┌─ DATA EXTRACT

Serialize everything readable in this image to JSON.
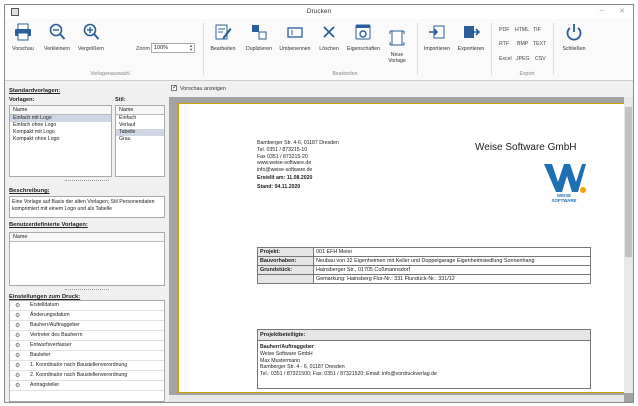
{
  "window": {
    "title": "Drucken",
    "min": "─",
    "close": "✕"
  },
  "ribbon": {
    "buttons": [
      {
        "label": "Vorschau",
        "icon": "printer-icon"
      },
      {
        "label": "Verkleinern",
        "icon": "zoom-out-icon"
      },
      {
        "label": "Vergrößern",
        "icon": "zoom-in-icon"
      },
      {
        "label": "Bearbeiten",
        "icon": "edit-icon"
      },
      {
        "label": "Duplizieren",
        "icon": "duplicate-icon"
      },
      {
        "label": "Umbenennen",
        "icon": "rename-icon"
      },
      {
        "label": "Löschen",
        "icon": "delete-icon"
      },
      {
        "label": "Eigenschaften",
        "icon": "properties-icon"
      },
      {
        "label": "Neue\nVorlage",
        "icon": "new-template-icon"
      },
      {
        "label": "Importieren",
        "icon": "import-icon"
      },
      {
        "label": "Exportieren",
        "icon": "export-icon"
      },
      {
        "label": "Schließen",
        "icon": "power-icon"
      }
    ],
    "zoom_label": "Zoom",
    "zoom_value": "100%",
    "groups": {
      "preview": "Vorlagenauswahl",
      "edit": "Bearbeiten",
      "export": "Export"
    },
    "formats": [
      "PDF",
      "HTML",
      "TIF",
      "RTF",
      "BMP",
      "TEXT",
      "Excel",
      "JPEG",
      "CSV"
    ]
  },
  "left": {
    "standard_heading": "Standardvorlagen:",
    "templates_label": "Vorlagen:",
    "style_label": "Stil:",
    "templates_header": "Name",
    "templates": [
      "Einfach mit Logo",
      "Einfach ohne Logo",
      "Kompakt mit Logo",
      "Kompakt ohne Logo"
    ],
    "templates_selected": 0,
    "styles_header": "Name",
    "styles": [
      "Einfach",
      "Verlauf",
      "Tabelle",
      "Grau"
    ],
    "styles_selected": 2,
    "desc_heading": "Beschreibung:",
    "description": "Eine Vorlage auf Basis der alten Vorlagen; Stil Personendaten komprimiert mit einem Logo und als Tabelle",
    "user_heading": "Benutzerdefinierte Vorlagen:",
    "user_header": "Name",
    "print_heading": "Einstellungen zum Druck:",
    "print_items": [
      "Erstelldatum",
      "Änderungsdatum",
      "Bauherr/Auftraggeber",
      "Vertreter des Bauherrn",
      "Entwurfsverfasser",
      "Bauleiter",
      "1. Koordinator nach Baustellenverordnung",
      "2. Koordinator nach Baustellenverordnung",
      "Antragsteller"
    ]
  },
  "preview": {
    "checkbox_label": "Vorschau anzeigen",
    "address": [
      "Bamberger Str. 4-6, 01187 Dresden",
      "Tel. 0351 / 873215-10",
      "Fax 0351 / 873215-20",
      "www.weise-software.de",
      "info@weise-software.de"
    ],
    "created": "Erstellt am: 11.08.2020",
    "status": "Stand: 04.11.2020",
    "company": "Weise Software GmbH",
    "logo_text_1": "WEISE",
    "logo_text_2": "SOFTWARE",
    "project_rows": [
      {
        "k": "Projekt:",
        "v": "001 EFH Meier"
      },
      {
        "k": "Bauvorhaben:",
        "v": "Neubau von 32 Eigenheimen mit Keller und Doppelgarage Eigenheimsiedlung Sonnenhang"
      },
      {
        "k": "Grundstück:",
        "v": "Hainsberger Str., 01705 Coßmannsdorf"
      },
      {
        "k": "",
        "v": "Gemarkung: Hainsberg Flur-Nr.: 331 Flurstück-Nr.: 331/12"
      }
    ],
    "participants_heading": "Projektbeteiligte:",
    "client_heading": "Bauherr/Auftraggeber",
    "client_lines": [
      "Weise Software GmbH",
      "Max Mustermann",
      "Bamberger Str.  4 - 6,  01187  Dresden",
      "Tel.: 0351 / 87321500;  Fax: 0351 / 87321520; Email: info@vordruckverlag.de"
    ]
  },
  "colors": {
    "accent": "#1f6fb3",
    "page_border": "#c9a200",
    "viewer_bg": "#a3a3a3"
  }
}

└─

• _EXERCISE OBJECTIVE_
Print the complete listing exactly as it stands, without its pictures.

• _WORKED SOLUTION_
Serialize everything readable in this image to JSON.
{
  "window": {
    "title": "Drucken",
    "min": "─",
    "close": "✕"
  },
  "ribbon": {
    "buttons": [
      {
        "label": "Vorschau",
        "icon": "printer-icon"
      },
      {
        "label": "Verkleinern",
        "icon": "zoom-out-icon"
      },
      {
        "label": "Vergrößern",
        "icon": "zoom-in-icon"
      },
      {
        "label": "Bearbeiten",
        "icon": "edit-icon"
      },
      {
        "label": "Duplizieren",
        "icon": "duplicate-icon"
      },
      {
        "label": "Umbenennen",
        "icon": "rename-icon"
      },
      {
        "label": "Löschen",
        "icon": "delete-icon"
      },
      {
        "label": "Eigenschaften",
        "icon": "properties-icon"
      },
      {
        "label": "Neue\nVorlage",
        "icon": "new-template-icon"
      },
      {
        "label": "Importieren",
        "icon": "import-icon"
      },
      {
        "label": "Exportieren",
        "icon": "export-icon"
      },
      {
        "label": "Schließen",
        "icon": "power-icon"
      }
    ],
    "zoom_label": "Zoom",
    "zoom_value": "100%",
    "groups": {
      "preview": "Vorlagenauswahl",
      "edit": "Bearbeiten",
      "export": "Export"
    },
    "formats": [
      "PDF",
      "HTML",
      "TIF",
      "RTF",
      "BMP",
      "TEXT",
      "Excel",
      "JPEG",
      "CSV"
    ]
  },
  "left": {
    "standard_heading": "Standardvorlagen:",
    "templates_label": "Vorlagen:",
    "style_label": "Stil:",
    "templates_header": "Name",
    "templates": [
      "Einfach mit Logo",
      "Einfach ohne Logo",
      "Kompakt mit Logo",
      "Kompakt ohne Logo"
    ],
    "templates_selected": 0,
    "styles_header": "Name",
    "styles": [
      "Einfach",
      "Verlauf",
      "Tabelle",
      "Grau"
    ],
    "styles_selected": 2,
    "desc_heading": "Beschreibung:",
    "description": "Eine Vorlage auf Basis der alten Vorlagen; Stil Personendaten komprimiert mit einem Logo und als Tabelle",
    "user_heading": "Benutzerdefinierte Vorlagen:",
    "user_header": "Name",
    "print_heading": "Einstellungen zum Druck:",
    "print_items": [
      "Erstelldatum",
      "Änderungsdatum",
      "Bauherr/Auftraggeber",
      "Vertreter des Bauherrn",
      "Entwurfsverfasser",
      "Bauleiter",
      "1. Koordinator nach Baustellenverordnung",
      "2. Koordinator nach Baustellenverordnung",
      "Antragsteller"
    ]
  },
  "preview": {
    "checkbox_label": "Vorschau anzeigen",
    "address": [
      "Bamberger Str. 4-6, 01187 Dresden",
      "Tel. 0351 / 873215-10",
      "Fax 0351 / 873215-20",
      "www.weise-software.de",
      "info@weise-software.de"
    ],
    "created": "Erstellt am: 11.08.2020",
    "status": "Stand: 04.11.2020",
    "company": "Weise Software GmbH",
    "logo_text_1": "WEISE",
    "logo_text_2": "SOFTWARE",
    "project_rows": [
      {
        "k": "Projekt:",
        "v": "001 EFH Meier"
      },
      {
        "k": "Bauvorhaben:",
        "v": "Neubau von 32 Eigenheimen mit Keller und Doppelgarage Eigenheimsiedlung Sonnenhang"
      },
      {
        "k": "Grundstück:",
        "v": "Hainsberger Str., 01705 Coßmannsdorf"
      },
      {
        "k": "",
        "v": "Gemarkung: Hainsberg Flur-Nr.: 331 Flurstück-Nr.: 331/12"
      }
    ],
    "participants_heading": "Projektbeteiligte:",
    "client_heading": "Bauherr/Auftraggeber",
    "client_lines": [
      "Weise Software GmbH",
      "Max Mustermann",
      "Bamberger Str.  4 - 6,  01187  Dresden",
      "Tel.: 0351 / 87321500;  Fax: 0351 / 87321520; Email: info@vordruckverlag.de"
    ]
  },
  "colors": {
    "accent": "#1f6fb3",
    "page_border": "#c9a200",
    "viewer_bg": "#a3a3a3"
  }
}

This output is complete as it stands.